- [Requirements]:
Below is a listing to write out in full, exactly as given, without its pictures.

(Rows from a figure dataset)

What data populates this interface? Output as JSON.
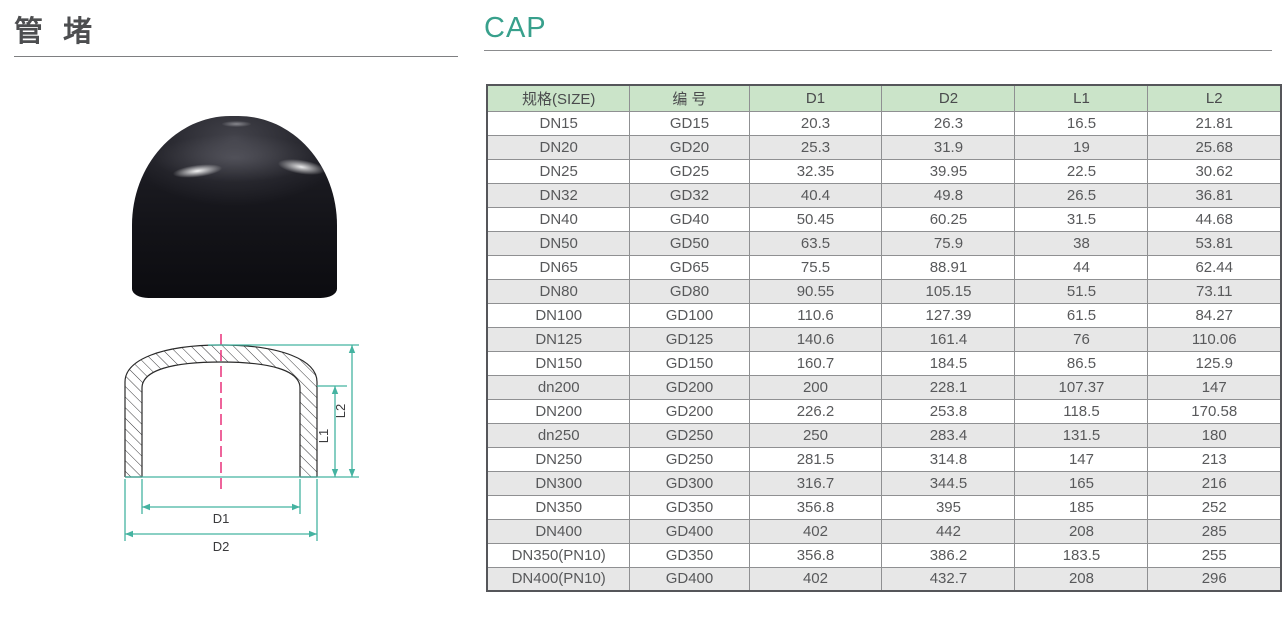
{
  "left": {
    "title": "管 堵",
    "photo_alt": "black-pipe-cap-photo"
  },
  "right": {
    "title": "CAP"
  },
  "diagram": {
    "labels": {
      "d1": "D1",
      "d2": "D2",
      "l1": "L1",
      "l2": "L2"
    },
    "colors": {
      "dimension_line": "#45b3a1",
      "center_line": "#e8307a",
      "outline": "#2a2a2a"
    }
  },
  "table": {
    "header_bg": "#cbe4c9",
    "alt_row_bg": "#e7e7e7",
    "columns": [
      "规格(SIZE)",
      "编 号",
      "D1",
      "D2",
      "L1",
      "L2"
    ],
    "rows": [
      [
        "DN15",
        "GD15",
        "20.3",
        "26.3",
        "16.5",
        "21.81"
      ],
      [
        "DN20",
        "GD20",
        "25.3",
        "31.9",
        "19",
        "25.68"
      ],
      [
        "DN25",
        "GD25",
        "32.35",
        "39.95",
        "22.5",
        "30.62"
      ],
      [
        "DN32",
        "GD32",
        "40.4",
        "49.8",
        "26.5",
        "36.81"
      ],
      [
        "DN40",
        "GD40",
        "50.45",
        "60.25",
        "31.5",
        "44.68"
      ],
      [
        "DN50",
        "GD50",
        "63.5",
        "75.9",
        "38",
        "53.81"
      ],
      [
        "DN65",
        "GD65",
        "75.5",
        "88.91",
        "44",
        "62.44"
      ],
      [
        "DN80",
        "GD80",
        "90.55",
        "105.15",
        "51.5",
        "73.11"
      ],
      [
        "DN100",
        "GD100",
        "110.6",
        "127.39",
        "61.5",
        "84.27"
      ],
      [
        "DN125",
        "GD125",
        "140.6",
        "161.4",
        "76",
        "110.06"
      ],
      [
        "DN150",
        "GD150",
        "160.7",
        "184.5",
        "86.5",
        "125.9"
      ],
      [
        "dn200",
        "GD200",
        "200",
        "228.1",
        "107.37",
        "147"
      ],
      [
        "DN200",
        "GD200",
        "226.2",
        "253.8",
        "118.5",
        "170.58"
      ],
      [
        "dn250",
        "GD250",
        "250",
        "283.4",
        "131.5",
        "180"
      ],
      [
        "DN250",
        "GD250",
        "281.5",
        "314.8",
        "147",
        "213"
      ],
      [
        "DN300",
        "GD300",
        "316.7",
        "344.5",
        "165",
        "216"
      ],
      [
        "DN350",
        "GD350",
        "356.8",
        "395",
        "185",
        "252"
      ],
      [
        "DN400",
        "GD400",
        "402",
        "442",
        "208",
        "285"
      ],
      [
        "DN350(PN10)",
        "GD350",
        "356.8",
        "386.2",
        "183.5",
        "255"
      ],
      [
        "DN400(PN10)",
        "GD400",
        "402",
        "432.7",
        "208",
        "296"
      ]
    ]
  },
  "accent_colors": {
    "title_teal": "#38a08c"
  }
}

- [Right answer]:
What data populates this interface? Output as JSON.
{
  "left": {
    "title": "管 堵",
    "photo_alt": "black-pipe-cap-photo"
  },
  "right": {
    "title": "CAP"
  },
  "diagram": {
    "labels": {
      "d1": "D1",
      "d2": "D2",
      "l1": "L1",
      "l2": "L2"
    },
    "colors": {
      "dimension_line": "#45b3a1",
      "center_line": "#e8307a",
      "outline": "#2a2a2a"
    }
  },
  "table": {
    "header_bg": "#cbe4c9",
    "alt_row_bg": "#e7e7e7",
    "columns": [
      "规格(SIZE)",
      "编 号",
      "D1",
      "D2",
      "L1",
      "L2"
    ],
    "rows": [
      [
        "DN15",
        "GD15",
        "20.3",
        "26.3",
        "16.5",
        "21.81"
      ],
      [
        "DN20",
        "GD20",
        "25.3",
        "31.9",
        "19",
        "25.68"
      ],
      [
        "DN25",
        "GD25",
        "32.35",
        "39.95",
        "22.5",
        "30.62"
      ],
      [
        "DN32",
        "GD32",
        "40.4",
        "49.8",
        "26.5",
        "36.81"
      ],
      [
        "DN40",
        "GD40",
        "50.45",
        "60.25",
        "31.5",
        "44.68"
      ],
      [
        "DN50",
        "GD50",
        "63.5",
        "75.9",
        "38",
        "53.81"
      ],
      [
        "DN65",
        "GD65",
        "75.5",
        "88.91",
        "44",
        "62.44"
      ],
      [
        "DN80",
        "GD80",
        "90.55",
        "105.15",
        "51.5",
        "73.11"
      ],
      [
        "DN100",
        "GD100",
        "110.6",
        "127.39",
        "61.5",
        "84.27"
      ],
      [
        "DN125",
        "GD125",
        "140.6",
        "161.4",
        "76",
        "110.06"
      ],
      [
        "DN150",
        "GD150",
        "160.7",
        "184.5",
        "86.5",
        "125.9"
      ],
      [
        "dn200",
        "GD200",
        "200",
        "228.1",
        "107.37",
        "147"
      ],
      [
        "DN200",
        "GD200",
        "226.2",
        "253.8",
        "118.5",
        "170.58"
      ],
      [
        "dn250",
        "GD250",
        "250",
        "283.4",
        "131.5",
        "180"
      ],
      [
        "DN250",
        "GD250",
        "281.5",
        "314.8",
        "147",
        "213"
      ],
      [
        "DN300",
        "GD300",
        "316.7",
        "344.5",
        "165",
        "216"
      ],
      [
        "DN350",
        "GD350",
        "356.8",
        "395",
        "185",
        "252"
      ],
      [
        "DN400",
        "GD400",
        "402",
        "442",
        "208",
        "285"
      ],
      [
        "DN350(PN10)",
        "GD350",
        "356.8",
        "386.2",
        "183.5",
        "255"
      ],
      [
        "DN400(PN10)",
        "GD400",
        "402",
        "432.7",
        "208",
        "296"
      ]
    ]
  },
  "accent_colors": {
    "title_teal": "#38a08c"
  }
}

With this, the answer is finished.